— EXERCISE INSTRUCTIONS —
Identify all lines in the data containing the string "text". Copy them out.

— Dataset excerpt —
## START

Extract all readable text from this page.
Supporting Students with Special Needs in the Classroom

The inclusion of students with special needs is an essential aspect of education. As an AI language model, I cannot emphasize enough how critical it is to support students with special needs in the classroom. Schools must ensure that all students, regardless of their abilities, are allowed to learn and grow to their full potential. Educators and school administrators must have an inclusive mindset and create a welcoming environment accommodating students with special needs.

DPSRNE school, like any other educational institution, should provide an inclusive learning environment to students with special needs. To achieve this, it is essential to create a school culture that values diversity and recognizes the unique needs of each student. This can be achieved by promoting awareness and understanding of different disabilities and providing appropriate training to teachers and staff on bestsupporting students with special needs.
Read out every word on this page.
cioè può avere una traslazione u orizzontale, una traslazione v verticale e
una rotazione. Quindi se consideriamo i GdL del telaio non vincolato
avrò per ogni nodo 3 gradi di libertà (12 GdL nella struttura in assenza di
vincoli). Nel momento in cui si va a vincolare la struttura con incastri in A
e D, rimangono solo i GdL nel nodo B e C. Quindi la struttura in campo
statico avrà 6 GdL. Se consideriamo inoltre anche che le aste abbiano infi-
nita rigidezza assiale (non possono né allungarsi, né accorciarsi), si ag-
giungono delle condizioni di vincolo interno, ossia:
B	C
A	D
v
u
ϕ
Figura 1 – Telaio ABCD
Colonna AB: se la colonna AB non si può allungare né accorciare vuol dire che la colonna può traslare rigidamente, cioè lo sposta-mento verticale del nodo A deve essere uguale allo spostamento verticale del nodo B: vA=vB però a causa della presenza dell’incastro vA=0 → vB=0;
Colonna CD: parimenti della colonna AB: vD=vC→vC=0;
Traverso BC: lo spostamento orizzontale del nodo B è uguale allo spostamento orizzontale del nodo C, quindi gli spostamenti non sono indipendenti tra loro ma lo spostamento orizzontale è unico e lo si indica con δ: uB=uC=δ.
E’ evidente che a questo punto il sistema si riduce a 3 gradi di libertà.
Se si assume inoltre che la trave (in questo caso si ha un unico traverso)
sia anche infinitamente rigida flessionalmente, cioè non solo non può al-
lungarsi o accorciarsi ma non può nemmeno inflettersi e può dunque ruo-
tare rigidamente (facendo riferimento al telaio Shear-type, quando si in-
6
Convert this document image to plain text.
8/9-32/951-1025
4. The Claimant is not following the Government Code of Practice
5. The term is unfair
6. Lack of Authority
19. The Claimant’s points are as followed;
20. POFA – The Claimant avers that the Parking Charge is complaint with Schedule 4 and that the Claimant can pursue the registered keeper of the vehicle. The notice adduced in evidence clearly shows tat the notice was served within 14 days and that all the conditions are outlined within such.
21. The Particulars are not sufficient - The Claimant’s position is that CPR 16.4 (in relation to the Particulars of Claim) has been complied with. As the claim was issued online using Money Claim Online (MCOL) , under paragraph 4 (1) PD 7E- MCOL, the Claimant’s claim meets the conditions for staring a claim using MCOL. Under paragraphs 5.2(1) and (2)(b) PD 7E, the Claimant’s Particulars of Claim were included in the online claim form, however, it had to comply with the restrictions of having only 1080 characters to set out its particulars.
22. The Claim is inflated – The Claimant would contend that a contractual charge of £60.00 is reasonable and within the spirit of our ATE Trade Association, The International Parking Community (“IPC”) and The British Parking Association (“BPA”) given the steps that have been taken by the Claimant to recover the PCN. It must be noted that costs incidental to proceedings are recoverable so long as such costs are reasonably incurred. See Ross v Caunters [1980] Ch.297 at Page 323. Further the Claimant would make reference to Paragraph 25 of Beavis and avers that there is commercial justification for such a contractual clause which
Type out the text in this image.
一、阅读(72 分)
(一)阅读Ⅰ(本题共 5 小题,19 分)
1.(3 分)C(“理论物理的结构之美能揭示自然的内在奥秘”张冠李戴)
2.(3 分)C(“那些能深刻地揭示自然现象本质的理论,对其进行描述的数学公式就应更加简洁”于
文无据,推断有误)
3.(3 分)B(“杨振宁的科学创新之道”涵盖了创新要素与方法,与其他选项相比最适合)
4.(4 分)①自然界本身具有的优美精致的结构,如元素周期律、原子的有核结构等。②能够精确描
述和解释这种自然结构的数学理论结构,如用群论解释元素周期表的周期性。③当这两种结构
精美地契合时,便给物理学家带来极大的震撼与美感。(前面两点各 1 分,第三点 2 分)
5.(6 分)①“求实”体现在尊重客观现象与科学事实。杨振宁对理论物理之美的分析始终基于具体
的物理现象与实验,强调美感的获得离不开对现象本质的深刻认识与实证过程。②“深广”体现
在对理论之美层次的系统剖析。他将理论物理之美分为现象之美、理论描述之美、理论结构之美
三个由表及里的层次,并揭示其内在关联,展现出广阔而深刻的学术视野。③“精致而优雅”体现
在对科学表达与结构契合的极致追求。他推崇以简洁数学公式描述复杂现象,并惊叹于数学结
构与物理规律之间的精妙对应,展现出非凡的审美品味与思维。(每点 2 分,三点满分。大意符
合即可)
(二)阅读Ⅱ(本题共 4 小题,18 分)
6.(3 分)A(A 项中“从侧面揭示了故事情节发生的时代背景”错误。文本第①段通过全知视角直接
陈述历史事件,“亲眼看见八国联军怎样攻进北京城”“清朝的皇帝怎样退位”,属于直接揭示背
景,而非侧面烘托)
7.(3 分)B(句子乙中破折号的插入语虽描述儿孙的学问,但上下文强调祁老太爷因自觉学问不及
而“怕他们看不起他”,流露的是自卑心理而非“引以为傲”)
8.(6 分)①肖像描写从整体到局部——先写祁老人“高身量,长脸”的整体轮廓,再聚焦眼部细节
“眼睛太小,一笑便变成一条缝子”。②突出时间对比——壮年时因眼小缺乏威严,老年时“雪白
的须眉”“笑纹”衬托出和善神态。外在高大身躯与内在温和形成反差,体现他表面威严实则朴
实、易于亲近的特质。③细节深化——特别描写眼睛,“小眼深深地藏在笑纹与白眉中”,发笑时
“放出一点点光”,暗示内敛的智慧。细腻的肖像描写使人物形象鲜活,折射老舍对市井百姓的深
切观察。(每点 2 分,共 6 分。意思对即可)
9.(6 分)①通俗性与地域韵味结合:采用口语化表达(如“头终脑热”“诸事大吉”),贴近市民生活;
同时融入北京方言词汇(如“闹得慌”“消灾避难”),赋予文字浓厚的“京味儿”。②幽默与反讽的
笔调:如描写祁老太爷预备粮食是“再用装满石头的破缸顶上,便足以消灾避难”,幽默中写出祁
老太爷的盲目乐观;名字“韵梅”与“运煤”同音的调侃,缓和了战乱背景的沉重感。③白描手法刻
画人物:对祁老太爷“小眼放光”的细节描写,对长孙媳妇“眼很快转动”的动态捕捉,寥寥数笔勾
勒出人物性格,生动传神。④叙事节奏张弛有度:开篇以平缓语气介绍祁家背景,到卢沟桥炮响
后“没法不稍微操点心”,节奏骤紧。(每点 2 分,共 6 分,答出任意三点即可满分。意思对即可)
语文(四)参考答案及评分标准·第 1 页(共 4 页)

## END

— SOLUTION TO THIS TASK —
Extract all readable text from this page.
Convert this document image to plain text.
Type out the text in this image.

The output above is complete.